---------- DATA TO PROCESS ----------
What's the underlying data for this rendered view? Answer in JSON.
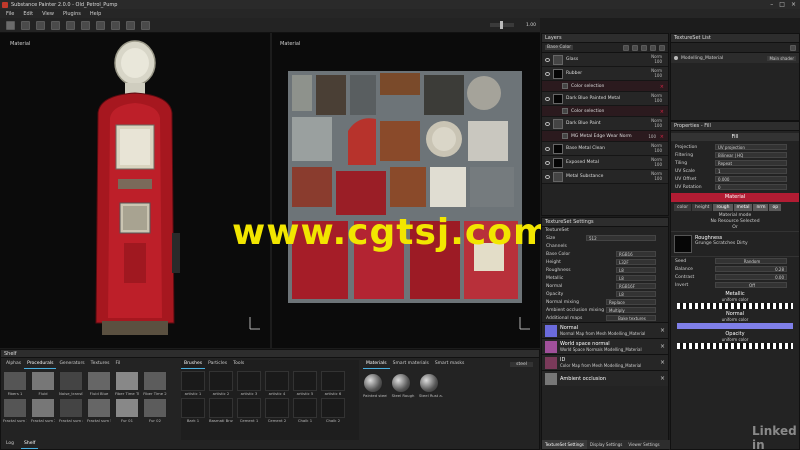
{
  "window": {
    "title": "Substance Painter 2.0.0 - Old_Petrol_Pump"
  },
  "menu": [
    "File",
    "Edit",
    "View",
    "Plugins",
    "Help"
  ],
  "viewport": {
    "left_label": "Material",
    "right_label": "Material",
    "zoom": "1.00"
  },
  "layers": {
    "title": "Layers",
    "blend_select": "Base Color",
    "items": [
      {
        "name": "Glass",
        "blend": "Norm",
        "opacity": "100",
        "mask": false,
        "thumb": "grey"
      },
      {
        "name": "Rubber",
        "blend": "Norm",
        "opacity": "100",
        "mask": false,
        "thumb": "black"
      },
      {
        "name": "Color selection",
        "mask": true
      },
      {
        "name": "Dark Blue Painted Metal",
        "blend": "Norm",
        "opacity": "100",
        "mask": false,
        "thumb": "black"
      },
      {
        "name": "Color selection",
        "mask": true
      },
      {
        "name": "Dark Blue Paint",
        "blend": "Norm",
        "opacity": "100",
        "mask": false,
        "thumb": "grey"
      },
      {
        "name": "MG Metal Edge Wear Norm",
        "blend": "100",
        "opacity": "",
        "mask": true
      },
      {
        "name": "Base Metal Clean",
        "blend": "Norm",
        "opacity": "100",
        "mask": false,
        "thumb": "black"
      },
      {
        "name": "Exposed Metal",
        "blend": "Norm",
        "opacity": "100",
        "mask": false,
        "thumb": "black"
      },
      {
        "name": "Metal Substance",
        "blend": "Norm",
        "opacity": "100",
        "mask": false,
        "thumb": "grey"
      }
    ]
  },
  "texture_set_list": {
    "title": "TextureSet List",
    "item": "Modelling_Material",
    "shader": "Main shader"
  },
  "texture_set_settings": {
    "title": "TextureSet Settings",
    "stack": "TextureSet",
    "size_label": "Size",
    "size_value": "512",
    "channels_label": "Channels",
    "channels": [
      {
        "name": "Base Color",
        "format": "RGB16"
      },
      {
        "name": "Height",
        "format": "L32F"
      },
      {
        "name": "Roughness",
        "format": "L8"
      },
      {
        "name": "Metallic",
        "format": "L8"
      },
      {
        "name": "Normal",
        "format": "RGB16F"
      },
      {
        "name": "Opacity",
        "format": "L8"
      }
    ],
    "normal_mixing_label": "Normal mixing",
    "normal_mixing_value": "Replace",
    "ao_mixing_label": "Ambient occlusion mixing",
    "ao_mixing_value": "Multiply",
    "additional_maps_label": "Additional maps",
    "bake_button": "Bake textures",
    "maps": [
      {
        "title": "Normal",
        "desc": "Normal Map from Mesh Modelling_Material",
        "color": "#6b6bdc"
      },
      {
        "title": "World space normal",
        "desc": "World Space Normals Modelling_Material",
        "color": "#a0509a"
      },
      {
        "title": "ID",
        "desc": "Color Map from Mesh Modelling_Material",
        "color": "#7a3a5a"
      },
      {
        "title": "Ambient occlusion",
        "desc": "",
        "color": "#777777"
      }
    ],
    "bottom_tabs": [
      "TextureSet Settings",
      "Display Settings",
      "Viewer Settings"
    ]
  },
  "properties": {
    "title": "Properties - Fill",
    "fill_header": "Fill",
    "rows": [
      {
        "label": "Projection",
        "value": "UV projection"
      },
      {
        "label": "Filtering",
        "value": "Bilinear | HQ"
      },
      {
        "label": "Tiling",
        "value": "Repeat"
      },
      {
        "label": "UV Scale",
        "value": "1"
      },
      {
        "label": "UV Offset",
        "value": "0.000"
      },
      {
        "label": "UV Rotation",
        "value": "0"
      }
    ],
    "material_header": "Material",
    "channel_tabs": [
      "color",
      "height",
      "rough",
      "metal",
      "nrm",
      "op"
    ],
    "material_mode_label": "Material mode",
    "material_mode_value": "No Resource Selected",
    "or_text": "Or",
    "roughness_title": "Roughness",
    "roughness_value": "Grunge Scratches Dirty",
    "seed_label": "Seed",
    "seed_value": "Random",
    "balance_label": "Balance",
    "balance_value": "0.28",
    "contrast_label": "Contrast",
    "contrast_value": "0.00",
    "invert_label": "Invert",
    "invert_value": "Off",
    "metallic_title": "Metallic",
    "metallic_sub": "uniform color",
    "normal_title": "Normal",
    "normal_sub": "uniform color",
    "opacity_title": "Opacity",
    "opacity_sub": "uniform color"
  },
  "shelf": {
    "title": "Shelf",
    "left_tabs": [
      "Alphas",
      "Procedurals",
      "Generators",
      "Textures",
      "Fil"
    ],
    "left_items": [
      "Fibers 1",
      "Fluid",
      "Noise_transf...",
      "Fluid Blue",
      "Fiber Time Th...",
      "Fiber Time 2",
      "Fractal sum 1",
      "Fractal sum 2",
      "Fractal sum 4",
      "Fractal sum 5",
      "Fur 01",
      "Fur 02"
    ],
    "brush_tabs": [
      "Brushes",
      "Particles",
      "Tools"
    ],
    "brushes": [
      "artistic 1",
      "artistic 2",
      "artistic 3",
      "artistic 4",
      "artistic 5",
      "artistic 6",
      "Bark 1",
      "Basmati Brush",
      "Cement 1",
      "Cement 2",
      "Chalk 1",
      "Chalk 2"
    ],
    "material_tabs": [
      "Materials",
      "Smart materials",
      "Smart masks"
    ],
    "materials": [
      "Painted steel",
      "Steel Rough",
      "Steel Rust a..."
    ],
    "search_value": "steel",
    "bottom_tabs": [
      "Log",
      "Shelf"
    ]
  },
  "watermark": "www.cgtsj.com",
  "brand": "Linked in",
  "colors": {
    "accent_red": "#c8203a",
    "selection_blue": "#4ab0e0",
    "watermark_yellow": "#f2e600",
    "bg_dark": "#1c1c1c"
  }
}
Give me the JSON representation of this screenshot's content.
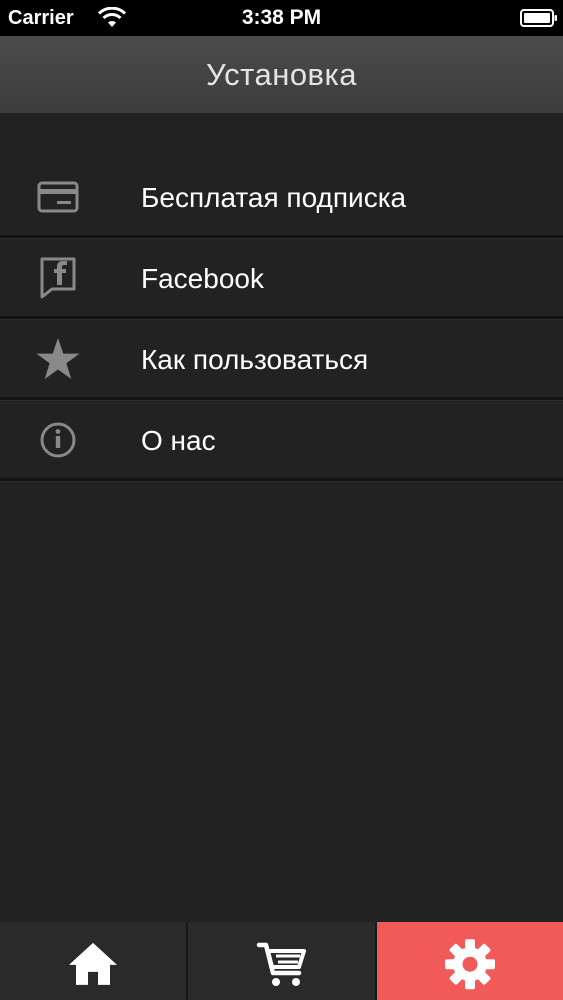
{
  "status_bar": {
    "carrier": "Carrier",
    "time": "3:38 PM"
  },
  "nav": {
    "title": "Установка"
  },
  "menu": {
    "items": [
      {
        "label": "Бесплатая подписка",
        "icon": "credit-card-icon"
      },
      {
        "label": "Facebook",
        "icon": "facebook-icon"
      },
      {
        "label": "Как пользоваться",
        "icon": "star-icon"
      },
      {
        "label": "О нас",
        "icon": "info-icon"
      }
    ]
  },
  "tab_bar": {
    "tabs": [
      {
        "name": "home",
        "icon": "home-icon",
        "selected": false
      },
      {
        "name": "cart",
        "icon": "cart-icon",
        "selected": false
      },
      {
        "name": "settings",
        "icon": "gear-icon",
        "selected": true
      }
    ]
  },
  "colors": {
    "background": "#232223",
    "nav_bar": "#444344",
    "accent": "#f25a5a",
    "icon_gray": "#8a898a",
    "text": "#ffffff"
  }
}
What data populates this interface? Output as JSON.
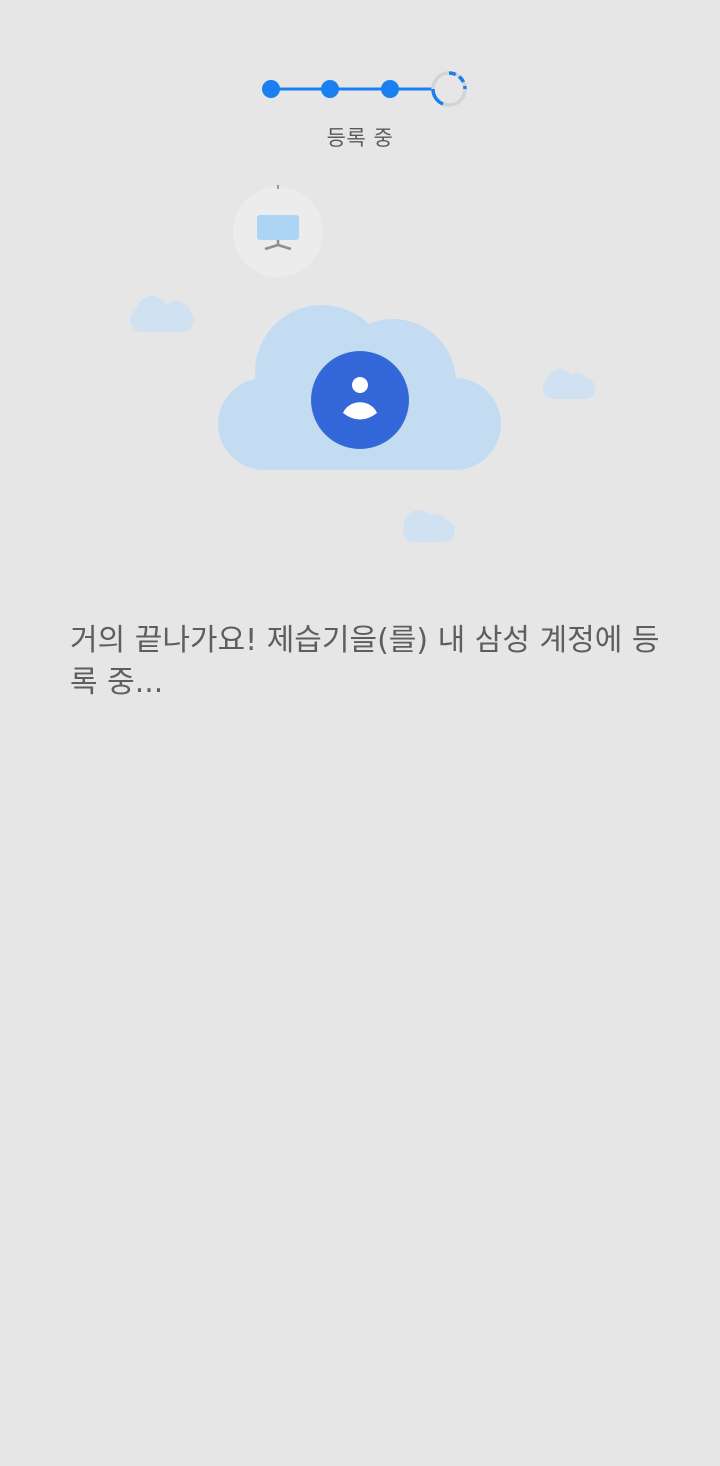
{
  "progress": {
    "total_steps": 4,
    "completed_steps": 3,
    "current_step_label": "등록 중",
    "accent_color": "#1a7ff0"
  },
  "illustration": {
    "device_icon": "tablet-icon",
    "account_icon": "account-icon",
    "cloud_color": "#c4dcf2",
    "account_circle_color": "#3468d8"
  },
  "message": {
    "text": "거의 끝나가요! 제습기을(를) 내 삼성 계정에 등록 중..."
  }
}
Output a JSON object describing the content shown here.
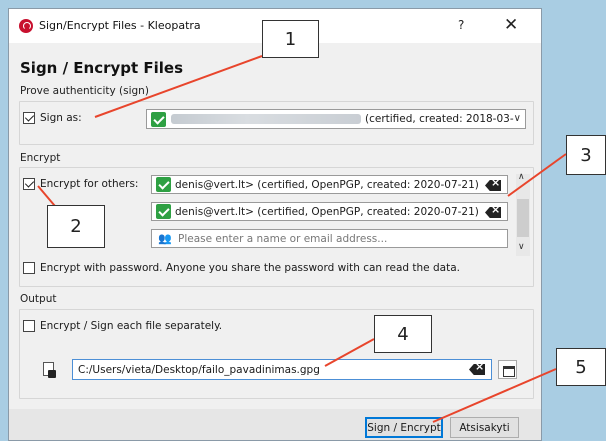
{
  "window": {
    "title": "Sign/Encrypt Files - Kleopatra",
    "help": "?",
    "close": "✕"
  },
  "heading": "Sign / Encrypt Files",
  "sign": {
    "group_label": "Prove authenticity (sign)",
    "sign_as_label": "Sign as:",
    "sign_as_checked": true,
    "certificate_text": "(certified,  created: 2018-03-"
  },
  "encrypt": {
    "group_label": "Encrypt",
    "for_others_label": "Encrypt for others:",
    "for_others_checked": true,
    "recipients": [
      "denis@vert.lt> (certified, OpenPGP, created: 2020-07-21)",
      "denis@vert.lt> (certified, OpenPGP, created: 2020-07-21)"
    ],
    "recipient_placeholder": "Please enter a name or email address...",
    "with_password_label": "Encrypt with password. Anyone you share the password with can read the data.",
    "with_password_checked": false
  },
  "output": {
    "group_label": "Output",
    "separately_label": "Encrypt / Sign each file separately.",
    "separately_checked": false,
    "path": "C:/Users/vieta/Desktop/failo_pavadinimas.gpg"
  },
  "buttons": {
    "sign_encrypt": "Sign / Encrypt",
    "cancel": "Atsisakyti"
  },
  "callouts": [
    "1",
    "2",
    "3",
    "4",
    "5"
  ],
  "colors": {
    "background": "#a9cde3",
    "callout_line": "#e8452c",
    "valid_green": "#2ea043",
    "focus_blue": "#0078d7"
  }
}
----------
Copy out exactly the lines from the one with "Output a JSON" through the end of the listing, both ends included, omitting any picture.

## OUTPUT OF THE EXERCISE
Output a JSON object describing the content shown here.
{
  "window": {
    "title": "Sign/Encrypt Files - Kleopatra",
    "help": "?",
    "close": "✕"
  },
  "heading": "Sign / Encrypt Files",
  "sign": {
    "group_label": "Prove authenticity (sign)",
    "sign_as_label": "Sign as:",
    "sign_as_checked": true,
    "certificate_text": "(certified,  created: 2018-03-"
  },
  "encrypt": {
    "group_label": "Encrypt",
    "for_others_label": "Encrypt for others:",
    "for_others_checked": true,
    "recipients": [
      "denis@vert.lt> (certified, OpenPGP, created: 2020-07-21)",
      "denis@vert.lt> (certified, OpenPGP, created: 2020-07-21)"
    ],
    "recipient_placeholder": "Please enter a name or email address...",
    "with_password_label": "Encrypt with password. Anyone you share the password with can read the data.",
    "with_password_checked": false
  },
  "output": {
    "group_label": "Output",
    "separately_label": "Encrypt / Sign each file separately.",
    "separately_checked": false,
    "path": "C:/Users/vieta/Desktop/failo_pavadinimas.gpg"
  },
  "buttons": {
    "sign_encrypt": "Sign / Encrypt",
    "cancel": "Atsisakyti"
  },
  "callouts": [
    "1",
    "2",
    "3",
    "4",
    "5"
  ],
  "colors": {
    "background": "#a9cde3",
    "callout_line": "#e8452c",
    "valid_green": "#2ea043",
    "focus_blue": "#0078d7"
  }
}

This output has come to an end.